# What you have to do:
Convert every entry below into a JSON list of strings, with one string per line and no blank lines.

-------- Entries --------

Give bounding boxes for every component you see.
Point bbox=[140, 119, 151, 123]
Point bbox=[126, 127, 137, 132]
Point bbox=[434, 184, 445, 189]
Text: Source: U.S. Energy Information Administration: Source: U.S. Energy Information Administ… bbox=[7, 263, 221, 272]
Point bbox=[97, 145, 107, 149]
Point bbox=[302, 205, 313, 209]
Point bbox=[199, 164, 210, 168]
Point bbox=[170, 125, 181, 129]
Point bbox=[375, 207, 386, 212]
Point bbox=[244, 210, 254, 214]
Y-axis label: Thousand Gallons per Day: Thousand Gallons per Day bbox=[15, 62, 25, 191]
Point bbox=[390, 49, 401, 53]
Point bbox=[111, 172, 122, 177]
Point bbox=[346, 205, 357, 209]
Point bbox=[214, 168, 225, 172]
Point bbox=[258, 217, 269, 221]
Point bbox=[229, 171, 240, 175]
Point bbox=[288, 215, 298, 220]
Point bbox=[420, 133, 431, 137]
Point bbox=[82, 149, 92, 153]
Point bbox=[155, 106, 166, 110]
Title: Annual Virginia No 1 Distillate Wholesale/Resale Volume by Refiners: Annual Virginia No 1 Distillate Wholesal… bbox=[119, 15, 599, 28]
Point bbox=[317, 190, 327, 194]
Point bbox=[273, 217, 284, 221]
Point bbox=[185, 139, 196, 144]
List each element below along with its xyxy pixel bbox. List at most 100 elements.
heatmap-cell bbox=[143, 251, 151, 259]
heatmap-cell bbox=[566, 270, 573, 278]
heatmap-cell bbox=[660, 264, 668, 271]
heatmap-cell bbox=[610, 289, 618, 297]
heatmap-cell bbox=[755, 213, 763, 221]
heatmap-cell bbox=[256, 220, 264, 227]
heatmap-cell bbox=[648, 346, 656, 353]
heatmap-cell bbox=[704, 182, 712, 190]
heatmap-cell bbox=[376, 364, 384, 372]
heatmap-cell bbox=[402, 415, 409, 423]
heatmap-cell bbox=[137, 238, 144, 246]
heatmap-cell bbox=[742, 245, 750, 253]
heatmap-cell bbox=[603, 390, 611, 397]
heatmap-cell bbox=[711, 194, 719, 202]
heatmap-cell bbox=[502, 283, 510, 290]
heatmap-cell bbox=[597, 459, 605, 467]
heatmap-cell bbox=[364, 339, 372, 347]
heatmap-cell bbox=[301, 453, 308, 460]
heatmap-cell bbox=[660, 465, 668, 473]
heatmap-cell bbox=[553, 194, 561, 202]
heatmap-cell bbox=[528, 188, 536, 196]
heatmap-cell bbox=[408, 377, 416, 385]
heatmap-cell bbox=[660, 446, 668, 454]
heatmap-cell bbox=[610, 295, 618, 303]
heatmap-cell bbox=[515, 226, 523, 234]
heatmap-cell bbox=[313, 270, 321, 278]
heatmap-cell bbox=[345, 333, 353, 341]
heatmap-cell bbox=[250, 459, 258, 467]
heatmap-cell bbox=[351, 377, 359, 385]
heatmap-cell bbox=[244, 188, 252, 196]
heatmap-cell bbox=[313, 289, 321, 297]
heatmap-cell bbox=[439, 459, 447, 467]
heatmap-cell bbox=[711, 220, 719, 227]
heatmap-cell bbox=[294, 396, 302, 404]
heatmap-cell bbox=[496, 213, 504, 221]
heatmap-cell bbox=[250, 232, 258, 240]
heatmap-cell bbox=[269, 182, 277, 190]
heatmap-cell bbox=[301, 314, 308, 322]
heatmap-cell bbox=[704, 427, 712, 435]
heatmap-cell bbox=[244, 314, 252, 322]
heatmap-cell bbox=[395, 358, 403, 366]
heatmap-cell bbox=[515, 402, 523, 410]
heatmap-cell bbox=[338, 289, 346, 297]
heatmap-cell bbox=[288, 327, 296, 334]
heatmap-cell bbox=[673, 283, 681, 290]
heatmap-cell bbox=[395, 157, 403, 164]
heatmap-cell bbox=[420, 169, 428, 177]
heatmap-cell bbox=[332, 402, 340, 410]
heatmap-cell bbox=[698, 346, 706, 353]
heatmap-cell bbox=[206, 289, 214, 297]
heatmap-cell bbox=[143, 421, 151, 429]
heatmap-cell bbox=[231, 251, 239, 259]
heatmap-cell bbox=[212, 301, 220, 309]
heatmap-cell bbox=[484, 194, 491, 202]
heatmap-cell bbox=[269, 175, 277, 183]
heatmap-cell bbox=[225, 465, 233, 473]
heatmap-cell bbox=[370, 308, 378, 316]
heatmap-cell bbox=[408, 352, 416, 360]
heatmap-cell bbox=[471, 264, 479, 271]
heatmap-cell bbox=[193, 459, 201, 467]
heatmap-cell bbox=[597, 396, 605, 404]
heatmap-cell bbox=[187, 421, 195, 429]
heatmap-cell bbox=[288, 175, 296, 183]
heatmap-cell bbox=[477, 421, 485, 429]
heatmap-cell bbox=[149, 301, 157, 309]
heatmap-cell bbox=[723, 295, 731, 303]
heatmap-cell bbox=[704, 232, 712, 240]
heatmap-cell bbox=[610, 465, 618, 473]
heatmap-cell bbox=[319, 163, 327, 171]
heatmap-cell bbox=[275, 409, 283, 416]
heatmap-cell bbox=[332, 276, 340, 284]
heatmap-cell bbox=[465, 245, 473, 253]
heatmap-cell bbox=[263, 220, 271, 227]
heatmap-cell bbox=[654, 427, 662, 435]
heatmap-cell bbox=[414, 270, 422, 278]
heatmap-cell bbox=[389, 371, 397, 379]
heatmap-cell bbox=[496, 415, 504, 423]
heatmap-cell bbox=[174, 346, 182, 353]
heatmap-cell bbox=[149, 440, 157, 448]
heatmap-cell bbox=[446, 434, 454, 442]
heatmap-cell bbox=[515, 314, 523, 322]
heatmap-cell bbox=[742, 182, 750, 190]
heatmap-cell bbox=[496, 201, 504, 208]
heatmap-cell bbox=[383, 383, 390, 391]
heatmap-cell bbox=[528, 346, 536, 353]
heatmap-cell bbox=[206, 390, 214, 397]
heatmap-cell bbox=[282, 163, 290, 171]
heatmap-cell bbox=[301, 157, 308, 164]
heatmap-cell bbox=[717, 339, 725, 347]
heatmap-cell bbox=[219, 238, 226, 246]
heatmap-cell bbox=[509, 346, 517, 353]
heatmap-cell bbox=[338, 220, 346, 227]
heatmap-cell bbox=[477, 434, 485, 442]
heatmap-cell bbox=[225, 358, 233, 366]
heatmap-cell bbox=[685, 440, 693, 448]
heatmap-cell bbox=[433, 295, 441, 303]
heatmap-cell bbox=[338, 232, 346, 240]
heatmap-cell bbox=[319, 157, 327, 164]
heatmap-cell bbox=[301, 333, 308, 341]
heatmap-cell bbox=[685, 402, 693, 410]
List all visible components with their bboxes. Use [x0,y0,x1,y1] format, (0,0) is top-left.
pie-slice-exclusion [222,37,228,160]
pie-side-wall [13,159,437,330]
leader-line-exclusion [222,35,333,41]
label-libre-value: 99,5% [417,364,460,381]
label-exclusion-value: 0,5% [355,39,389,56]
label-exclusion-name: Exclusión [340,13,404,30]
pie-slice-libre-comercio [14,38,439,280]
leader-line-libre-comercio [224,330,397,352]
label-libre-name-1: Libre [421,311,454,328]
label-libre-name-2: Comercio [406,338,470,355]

--------

# Response to this exercise:
[
  "Give bounding boxes for every component you see.",
  "Point bbox=[140, 119, 151, 123]",
  "Point bbox=[126, 127, 137, 132]",
  "Point bbox=[434, 184, 445, 189]",
  "Text: Source: U.S. Energy Information Administration: Source: U.S. Energy Information Administ… bbox=[7, 263, 221, 272]",
  "Point bbox=[97, 145, 107, 149]",
  "Point bbox=[302, 205, 313, 209]",
  "Point bbox=[199, 164, 210, 168]",
  "Point bbox=[170, 125, 181, 129]",
  "Point bbox=[375, 207, 386, 212]",
  "Point bbox=[244, 210, 254, 214]",
  "Y-axis label: Thousand Gallons per Day: Thousand Gallons per Day bbox=[15, 62, 25, 191]",
  "Point bbox=[390, 49, 401, 53]",
  "Point bbox=[111, 172, 122, 177]",
  "Point bbox=[346, 205, 357, 209]",
  "Point bbox=[214, 168, 225, 172]",
  "Point bbox=[258, 217, 269, 221]",
  "Point bbox=[229, 171, 240, 175]",
  "Point bbox=[288, 215, 298, 220]",
  "Point bbox=[420, 133, 431, 137]",
  "Point bbox=[82, 149, 92, 153]",
  "Point bbox=[155, 106, 166, 110]",
  "Title: Annual Virginia No 1 Distillate Wholesale/Resale Volume by Refiners: Annual Virginia No 1 Distillate Wholesal… bbox=[119, 15, 599, 28]",
  "Point bbox=[317, 190, 327, 194]",
  "Point bbox=[273, 217, 284, 221]",
  "Point bbox=[185, 139, 196, 144]",
  "List each element below along with its xyxy pixel bbox. List at most 100 elements.",
  "heatmap-cell bbox=[143, 251, 151, 259]",
  "heatmap-cell bbox=[566, 270, 573, 278]",
  "heatmap-cell bbox=[660, 264, 668, 271]",
  "heatmap-cell bbox=[610, 289, 618, 297]",
  "heatmap-cell bbox=[755, 213, 763, 221]",
  "heatmap-cell bbox=[256, 220, 264, 227]",
  "heatmap-cell bbox=[648, 346, 656, 353]",
  "heatmap-cell bbox=[704, 182, 712, 190]",
  "heatmap-cell bbox=[376, 364, 384, 372]",
  "heatmap-cell bbox=[402, 415, 409, 423]",
  "heatmap-cell bbox=[137, 238, 144, 246]",
  "heatmap-cell bbox=[742, 245, 750, 253]",
  "heatmap-cell bbox=[603, 390, 611, 397]",
  "heatmap-cell bbox=[711, 194, 719, 202]",
  "heatmap-cell bbox=[502, 283, 510, 290]",
  "heatmap-cell bbox=[597, 459, 605, 467]",
  "heatmap-cell bbox=[364, 339, 372, 347]",
  "heatmap-cell bbox=[301, 453, 308, 460]",
  "heatmap-cell bbox=[660, 465, 668, 473]",
  "heatmap-cell bbox=[553, 194, 561, 202]",
  "heatmap-cell bbox=[528, 188, 536, 196]",
  "heatmap-cell bbox=[408, 377, 416, 385]",
  "heatmap-cell bbox=[660, 446, 668, 454]",
  "heatmap-cell bbox=[610, 295, 618, 303]",
  "heatmap-cell bbox=[515, 226, 523, 234]",
  "heatmap-cell bbox=[313, 270, 321, 278]",
  "heatmap-cell bbox=[345, 333, 353, 341]",
  "heatmap-cell bbox=[250, 459, 258, 467]",
  "heatmap-cell bbox=[351, 377, 359, 385]",
  "heatmap-cell bbox=[244, 188, 252, 196]",
  "heatmap-cell bbox=[313, 289, 321, 297]",
  "heatmap-cell bbox=[439, 459, 447, 467]",
  "heatmap-cell bbox=[711, 220, 719, 227]",
  "heatmap-cell bbox=[294, 396, 302, 404]",
  "heatmap-cell bbox=[496, 213, 504, 221]",
  "heatmap-cell bbox=[250, 232, 258, 240]",
  "heatmap-cell bbox=[269, 182, 277, 190]",
  "heatmap-cell bbox=[301, 314, 308, 322]",
  "heatmap-cell bbox=[704, 427, 712, 435]",
  "heatmap-cell bbox=[244, 314, 252, 322]",
  "heatmap-cell bbox=[395, 358, 403, 366]",
  "heatmap-cell bbox=[515, 402, 523, 410]",
  "heatmap-cell bbox=[338, 289, 346, 297]",
  "heatmap-cell bbox=[288, 327, 296, 334]",
  "heatmap-cell bbox=[673, 283, 681, 290]",
  "heatmap-cell bbox=[395, 157, 403, 164]",
  "heatmap-cell bbox=[420, 169, 428, 177]",
  "heatmap-cell bbox=[332, 402, 340, 410]",
  "heatmap-cell bbox=[698, 346, 706, 353]",
  "heatmap-cell bbox=[206, 289, 214, 297]",
  "heatmap-cell bbox=[143, 421, 151, 429]",
  "heatmap-cell bbox=[231, 251, 239, 259]",
  "heatmap-cell bbox=[212, 301, 220, 309]",
  "heatmap-cell bbox=[484, 194, 491, 202]",
  "heatmap-cell bbox=[269, 175, 277, 183]",
  "heatmap-cell bbox=[225, 465, 233, 473]",
  "heatmap-cell bbox=[370, 308, 378, 316]",
  "heatmap-cell bbox=[408, 352, 416, 360]",
  "heatmap-cell bbox=[471, 264, 479, 271]",
  "heatmap-cell bbox=[193, 459, 201, 467]",
  "heatmap-cell bbox=[597, 396, 605, 404]",
  "heatmap-cell bbox=[187, 421, 195, 429]",
  "heatmap-cell bbox=[288, 175, 296, 183]",
  "heatmap-cell bbox=[477, 421, 485, 429]",
  "heatmap-cell bbox=[149, 301, 157, 309]",
  "heatmap-cell bbox=[723, 295, 731, 303]",
  "heatmap-cell bbox=[704, 232, 712, 240]",
  "heatmap-cell bbox=[610, 465, 618, 473]",
  "heatmap-cell bbox=[319, 163, 327, 171]",
  "heatmap-cell bbox=[275, 409, 283, 416]",
  "heatmap-cell bbox=[332, 276, 340, 284]",
  "heatmap-cell bbox=[465, 245, 473, 253]",
  "heatmap-cell bbox=[263, 220, 271, 227]",
  "heatmap-cell bbox=[654, 427, 662, 435]",
  "heatmap-cell bbox=[414, 270, 422, 278]",
  "heatmap-cell bbox=[389, 371, 397, 379]",
  "heatmap-cell bbox=[496, 415, 504, 423]",
  "heatmap-cell bbox=[174, 346, 182, 353]",
  "heatmap-cell bbox=[149, 440, 157, 448]",
  "heatmap-cell bbox=[446, 434, 454, 442]",
  "heatmap-cell bbox=[515, 314, 523, 322]",
  "heatmap-cell bbox=[742, 182, 750, 190]",
  "heatmap-cell bbox=[496, 201, 504, 208]",
  "heatmap-cell bbox=[383, 383, 390, 391]",
  "heatmap-cell bbox=[528, 346, 536, 353]",
  "heatmap-cell bbox=[206, 390, 214, 397]",
  "heatmap-cell bbox=[282, 163, 290, 171]",
  "heatmap-cell bbox=[301, 157, 308, 164]",
  "heatmap-cell bbox=[717, 339, 725, 347]",
  "heatmap-cell bbox=[219, 238, 226, 246]",
  "heatmap-cell bbox=[509, 346, 517, 353]",
  "heatmap-cell bbox=[338, 220, 346, 227]",
  "heatmap-cell bbox=[477, 434, 485, 442]",
  "heatmap-cell bbox=[225, 358, 233, 366]",
  "heatmap-cell bbox=[685, 440, 693, 448]",
  "heatmap-cell bbox=[433, 295, 441, 303]",
  "heatmap-cell bbox=[338, 232, 346, 240]",
  "heatmap-cell bbox=[319, 157, 327, 164]",
  "heatmap-cell bbox=[301, 333, 308, 341]",
  "heatmap-cell bbox=[685, 402, 693, 410]",
  "List all visible components with their bboxes. Use [x0,y0,x1,y1] format, (0,0) is top-left.",
  "pie-slice-exclusion [222,37,228,160]",
  "pie-side-wall [13,159,437,330]",
  "leader-line-exclusion [222,35,333,41]",
  "label-libre-value: 99,5% [417,364,460,381]",
  "label-exclusion-value: 0,5% [355,39,389,56]",
  "label-exclusion-name: Exclusión [340,13,404,30]",
  "pie-slice-libre-comercio [14,38,439,280]",
  "leader-line-libre-comercio [224,330,397,352]",
  "label-libre-name-1: Libre [421,311,454,328]",
  "label-libre-name-2: Comercio [406,338,470,355]"
]